— Start of Text extract —
If Athens and Jerusalem were the twin poles of the ancient world, Paris and New York have jointly defined the modern one. That makes it all the more exciting that one of the City of Light’s greatest painters of the 19th century will be in residence in Gotham this spring.
“Jacques-Louis David: Radical Draftsman,” which opens February 17 and is up until May 15 at the Metropolitan Museum of Art, is the first ever exhibit to focus on the Frenchman’s drawings. Many of the final works to which the sketches on display here point are at the Louvre, in many ways the political and artistic center of David’s life.
Helpfully, the paintings are reproduced here in miniature, so viewers can see how the story that begins in ink ends in paint. The show brings together more than 80 drawings from the span of David’s life, from his early days learning his craft in Paris and Rome to a late work, “Eugène David and His Wife, Anne-Thérèse,” drawn from the sunken perspective of a dying man.
At a moment when art can feel either adrift in conceptual outer space or hewed to the politics of the herd, David, who lived between 1748 and 1825, serves as a reminder of what it means to paint in the eye of the political storm.
David is the great visual storyteller of the French Revolution, but also played a starring role in its unfolding. He went from a protégé of the Ancien Régime to a comrade in arms of the architect of the Reign of Terror, Maximilian Robespierre. He voted to execute Louis XVI and was an impresario for the festivals that sought to entrench the new dispensation.
After Robespierre’s head joined many others by the side of the guillotine, David’s star fell. His eye for political patronage was almost as sharp as his feel for line and shade. He hitched his wagon to a young Corsican general named Napoleon, and all of a sudden he was back in the game, painting the iconic image of an emperor’s coronation, an Age of Enlightenment throwback to Charlemagne.
Napoleon’s defeat marked the end of David’s life as an intimate of the powerful. He spent his final years in exile. His legacy on French painting, though, was enormous. He was the great practitioner of neo-classicism, which marked the shift away from Rococo’s fevered ornamentalism and toward an interest in the stately depictions of the myths of Greece and Rome.
Even as David kept one eye on the distant past, his work has been seen as a milestone on the road to artistic modernity. Painters since antiquity had depicted contemporary events, but always backstopped and overlaid with symbolism, history, and broader frames of meaning.
All of that changed with the French Revolution, which literally and metaphorically smashed the idols of the past — toppling the Catholic Church, proclaiming a new religion of reason, and even renaming the months. Suddenly, there was no King and no God. David’s classicism masks an abyss.
As the art historian Timothy James Clark writes in his essay “Painting in the Year 2,” about “The Death of Marat,” David’s most famous painting: “There is no other substance out of which paintings can now be made — no givens, no matters and subject-matters, no forms, no usable pasts.”
While Mr. Clark might be correct that after David’s political painting there was no turning back to perspectives draped in allusion and allegory, “Radical Draftsman” is less concerned with David’s place in history than with the history of David’s art. By focusing on his drawings, the show delivers an X-ray of a genius at work, reaching for what the show’s curator, Perrin Stein, calls “hard-won triumphs.”
“The Death of Socrates” is one of David’s most famous paintings, and the Met is its home turf. It shows the philosopher continuing to prod and teach even as the hemlock begins to circulate through his veins, undergoing a kind of extreme unction of reason rather than revelation. Here it is on display next to a host of drawings and early sketches, seen evolving into a masterpiece.
— End of Text extract —
→ **The problem**: Please answer from the article on the David exhibition: how many drawings does the show bring together?
— Start of Given information —
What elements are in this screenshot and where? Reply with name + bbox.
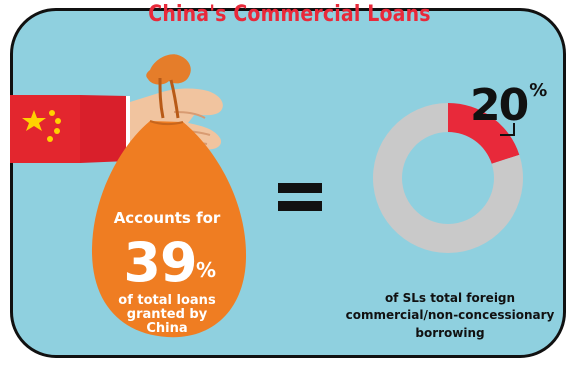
— End of Given information —
→ **Response**: More than 80 drawings.